* **WRITTEN REQUEST**
Starting from the line containing "Transcribe the text in this document.", write out every remaining line exactly, the last one included.

* **THE INPUT**
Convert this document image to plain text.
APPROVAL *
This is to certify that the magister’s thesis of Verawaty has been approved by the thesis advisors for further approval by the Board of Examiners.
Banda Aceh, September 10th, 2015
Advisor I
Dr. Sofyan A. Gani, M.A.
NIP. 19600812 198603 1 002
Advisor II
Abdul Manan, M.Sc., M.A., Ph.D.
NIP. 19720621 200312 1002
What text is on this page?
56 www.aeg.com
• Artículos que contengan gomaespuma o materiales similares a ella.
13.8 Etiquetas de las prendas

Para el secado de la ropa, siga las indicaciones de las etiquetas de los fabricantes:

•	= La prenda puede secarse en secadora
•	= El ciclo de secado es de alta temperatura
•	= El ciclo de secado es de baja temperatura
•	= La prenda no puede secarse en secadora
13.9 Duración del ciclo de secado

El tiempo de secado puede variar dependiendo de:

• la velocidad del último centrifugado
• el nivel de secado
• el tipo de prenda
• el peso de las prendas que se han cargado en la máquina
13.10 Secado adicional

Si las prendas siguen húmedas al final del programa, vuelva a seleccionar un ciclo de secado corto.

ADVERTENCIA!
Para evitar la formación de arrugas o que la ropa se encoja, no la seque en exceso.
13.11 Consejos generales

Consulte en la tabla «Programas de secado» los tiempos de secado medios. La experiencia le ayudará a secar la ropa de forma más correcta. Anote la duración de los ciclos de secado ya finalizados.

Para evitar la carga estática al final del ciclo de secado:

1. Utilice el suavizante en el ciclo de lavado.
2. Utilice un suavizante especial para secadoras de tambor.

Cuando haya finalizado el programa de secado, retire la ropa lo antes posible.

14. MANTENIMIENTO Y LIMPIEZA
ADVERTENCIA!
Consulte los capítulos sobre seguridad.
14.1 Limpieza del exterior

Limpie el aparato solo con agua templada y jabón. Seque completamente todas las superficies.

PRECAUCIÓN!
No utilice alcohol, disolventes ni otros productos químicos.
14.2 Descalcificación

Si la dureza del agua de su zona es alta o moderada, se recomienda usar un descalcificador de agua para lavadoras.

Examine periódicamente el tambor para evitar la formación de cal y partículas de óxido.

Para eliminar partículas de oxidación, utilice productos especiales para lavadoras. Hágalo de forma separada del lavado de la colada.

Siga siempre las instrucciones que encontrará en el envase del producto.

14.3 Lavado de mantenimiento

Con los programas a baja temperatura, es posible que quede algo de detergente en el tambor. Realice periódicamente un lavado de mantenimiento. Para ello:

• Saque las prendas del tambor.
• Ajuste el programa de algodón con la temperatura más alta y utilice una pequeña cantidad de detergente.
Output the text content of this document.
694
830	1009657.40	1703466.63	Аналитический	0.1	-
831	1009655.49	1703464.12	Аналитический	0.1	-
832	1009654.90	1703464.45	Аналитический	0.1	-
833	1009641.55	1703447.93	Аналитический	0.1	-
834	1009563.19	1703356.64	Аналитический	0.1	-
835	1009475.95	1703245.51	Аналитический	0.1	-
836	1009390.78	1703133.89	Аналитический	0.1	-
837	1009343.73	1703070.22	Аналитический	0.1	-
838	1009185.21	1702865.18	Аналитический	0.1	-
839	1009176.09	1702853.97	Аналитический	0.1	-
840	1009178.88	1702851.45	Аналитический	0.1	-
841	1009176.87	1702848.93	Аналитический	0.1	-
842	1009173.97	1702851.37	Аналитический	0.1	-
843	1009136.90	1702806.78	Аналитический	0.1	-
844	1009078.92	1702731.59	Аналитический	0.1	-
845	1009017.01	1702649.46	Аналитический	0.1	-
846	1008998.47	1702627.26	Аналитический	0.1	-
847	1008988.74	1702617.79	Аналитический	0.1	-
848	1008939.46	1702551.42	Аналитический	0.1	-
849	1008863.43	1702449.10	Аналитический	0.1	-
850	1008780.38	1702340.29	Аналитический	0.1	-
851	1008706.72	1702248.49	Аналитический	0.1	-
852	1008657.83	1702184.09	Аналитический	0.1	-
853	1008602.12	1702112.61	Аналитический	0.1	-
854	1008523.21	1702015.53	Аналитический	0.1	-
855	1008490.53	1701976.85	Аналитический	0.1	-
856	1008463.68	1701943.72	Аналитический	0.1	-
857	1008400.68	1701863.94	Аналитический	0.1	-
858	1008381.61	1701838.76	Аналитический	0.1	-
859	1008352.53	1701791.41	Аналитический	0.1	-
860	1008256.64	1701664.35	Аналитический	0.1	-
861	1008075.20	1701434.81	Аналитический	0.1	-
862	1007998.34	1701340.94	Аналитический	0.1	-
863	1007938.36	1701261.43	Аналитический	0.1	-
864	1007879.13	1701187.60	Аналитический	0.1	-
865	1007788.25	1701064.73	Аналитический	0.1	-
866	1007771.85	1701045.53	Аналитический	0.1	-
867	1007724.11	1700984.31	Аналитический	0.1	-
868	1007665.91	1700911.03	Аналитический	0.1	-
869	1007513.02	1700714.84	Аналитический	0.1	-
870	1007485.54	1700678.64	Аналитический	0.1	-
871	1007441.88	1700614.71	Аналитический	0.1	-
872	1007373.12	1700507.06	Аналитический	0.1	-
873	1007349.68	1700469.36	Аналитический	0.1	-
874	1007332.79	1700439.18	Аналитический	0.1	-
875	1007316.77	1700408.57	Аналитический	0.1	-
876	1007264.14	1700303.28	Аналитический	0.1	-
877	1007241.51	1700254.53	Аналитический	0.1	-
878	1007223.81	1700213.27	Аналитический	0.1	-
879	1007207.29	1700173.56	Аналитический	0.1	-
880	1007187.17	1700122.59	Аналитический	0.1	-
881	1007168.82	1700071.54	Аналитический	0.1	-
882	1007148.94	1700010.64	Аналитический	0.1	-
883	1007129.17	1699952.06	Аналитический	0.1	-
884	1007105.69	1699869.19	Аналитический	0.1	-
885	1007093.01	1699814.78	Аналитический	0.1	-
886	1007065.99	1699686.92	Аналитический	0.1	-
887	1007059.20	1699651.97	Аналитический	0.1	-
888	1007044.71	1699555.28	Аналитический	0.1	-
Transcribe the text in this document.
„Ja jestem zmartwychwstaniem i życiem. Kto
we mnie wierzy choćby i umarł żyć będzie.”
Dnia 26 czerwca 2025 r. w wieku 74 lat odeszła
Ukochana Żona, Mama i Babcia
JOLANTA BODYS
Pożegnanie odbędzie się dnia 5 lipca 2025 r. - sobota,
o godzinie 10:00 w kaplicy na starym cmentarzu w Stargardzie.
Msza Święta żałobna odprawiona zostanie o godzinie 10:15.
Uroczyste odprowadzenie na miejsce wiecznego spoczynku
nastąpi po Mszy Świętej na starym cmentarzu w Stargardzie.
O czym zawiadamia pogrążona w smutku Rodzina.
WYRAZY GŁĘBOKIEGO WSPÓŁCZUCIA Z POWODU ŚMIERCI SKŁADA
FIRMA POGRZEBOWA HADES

* **RESPONSE**
Transcribe the text in this document.
„Ja jestem zmartwychwstaniem i życiem. Kto
we mnie wierzy choćby i umarł żyć będzie.”
Dnia 26 czerwca 2025 r. w wieku 74 lat odeszła
Ukochana Żona, Mama i Babcia
JOLANTA BODYS
Pożegnanie odbędzie się dnia 5 lipca 2025 r. - sobota,
o godzinie 10:00 w kaplicy na starym cmentarzu w Stargardzie.
Msza Święta żałobna odprawiona zostanie o godzinie 10:15.
Uroczyste odprowadzenie na miejsce wiecznego spoczynku
nastąpi po Mszy Świętej na starym cmentarzu w Stargardzie.
O czym zawiadamia pogrążona w smutku Rodzina.
WYRAZY GŁĘBOKIEGO WSPÓŁCZUCIA Z POWODU ŚMIERCI SKŁADA
FIRMA POGRZEBOWA HADES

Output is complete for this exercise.